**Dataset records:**
--- begin ---
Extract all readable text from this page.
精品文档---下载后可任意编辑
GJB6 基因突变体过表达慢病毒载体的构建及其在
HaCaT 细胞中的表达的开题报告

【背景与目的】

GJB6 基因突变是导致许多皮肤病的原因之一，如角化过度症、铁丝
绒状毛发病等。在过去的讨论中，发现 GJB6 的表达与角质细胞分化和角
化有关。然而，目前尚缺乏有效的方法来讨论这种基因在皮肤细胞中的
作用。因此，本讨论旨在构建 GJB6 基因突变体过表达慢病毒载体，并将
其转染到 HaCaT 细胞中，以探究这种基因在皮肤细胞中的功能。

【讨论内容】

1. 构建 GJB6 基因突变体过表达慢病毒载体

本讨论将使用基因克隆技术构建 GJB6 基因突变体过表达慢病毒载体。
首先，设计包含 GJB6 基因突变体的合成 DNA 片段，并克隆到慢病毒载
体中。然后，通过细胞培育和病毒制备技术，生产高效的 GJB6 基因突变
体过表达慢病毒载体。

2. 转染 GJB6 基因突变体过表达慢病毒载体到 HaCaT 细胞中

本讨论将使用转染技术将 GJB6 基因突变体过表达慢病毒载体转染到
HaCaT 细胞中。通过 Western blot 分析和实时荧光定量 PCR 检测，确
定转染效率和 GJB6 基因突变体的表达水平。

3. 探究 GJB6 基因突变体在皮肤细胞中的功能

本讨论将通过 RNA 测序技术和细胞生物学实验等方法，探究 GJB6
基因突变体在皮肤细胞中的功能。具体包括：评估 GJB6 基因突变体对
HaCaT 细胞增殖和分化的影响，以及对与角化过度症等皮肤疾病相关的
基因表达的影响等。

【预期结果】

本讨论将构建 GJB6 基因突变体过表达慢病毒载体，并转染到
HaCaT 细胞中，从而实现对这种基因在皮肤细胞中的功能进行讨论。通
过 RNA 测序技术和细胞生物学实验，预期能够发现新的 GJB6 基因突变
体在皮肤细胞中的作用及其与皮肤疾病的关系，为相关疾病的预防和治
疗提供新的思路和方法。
--- end ---
**Problem statement:**
Exactly reproduce every line found in the records.

**Written solution:**
Extract all readable text from this page.
精品文档---下载后可任意编辑
GJB6 基因突变体过表达慢病毒载体的构建及其在
HaCaT 细胞中的表达的开题报告

【背景与目的】

GJB6 基因突变是导致许多皮肤病的原因之一，如角化过度症、铁丝
绒状毛发病等。在过去的讨论中，发现 GJB6 的表达与角质细胞分化和角
化有关。然而，目前尚缺乏有效的方法来讨论这种基因在皮肤细胞中的
作用。因此，本讨论旨在构建 GJB6 基因突变体过表达慢病毒载体，并将
其转染到 HaCaT 细胞中，以探究这种基因在皮肤细胞中的功能。

【讨论内容】

1. 构建 GJB6 基因突变体过表达慢病毒载体

本讨论将使用基因克隆技术构建 GJB6 基因突变体过表达慢病毒载体。
首先，设计包含 GJB6 基因突变体的合成 DNA 片段，并克隆到慢病毒载
体中。然后，通过细胞培育和病毒制备技术，生产高效的 GJB6 基因突变
体过表达慢病毒载体。

2. 转染 GJB6 基因突变体过表达慢病毒载体到 HaCaT 细胞中

本讨论将使用转染技术将 GJB6 基因突变体过表达慢病毒载体转染到
HaCaT 细胞中。通过 Western blot 分析和实时荧光定量 PCR 检测，确
定转染效率和 GJB6 基因突变体的表达水平。

3. 探究 GJB6 基因突变体在皮肤细胞中的功能

本讨论将通过 RNA 测序技术和细胞生物学实验等方法，探究 GJB6
基因突变体在皮肤细胞中的功能。具体包括：评估 GJB6 基因突变体对
HaCaT 细胞增殖和分化的影响，以及对与角化过度症等皮肤疾病相关的
基因表达的影响等。

【预期结果】

本讨论将构建 GJB6 基因突变体过表达慢病毒载体，并转染到
HaCaT 细胞中，从而实现对这种基因在皮肤细胞中的功能进行讨论。通
过 RNA 测序技术和细胞生物学实验，预期能够发现新的 GJB6 基因突变
体在皮肤细胞中的作用及其与皮肤疾病的关系，为相关疾病的预防和治
疗提供新的思路和方法。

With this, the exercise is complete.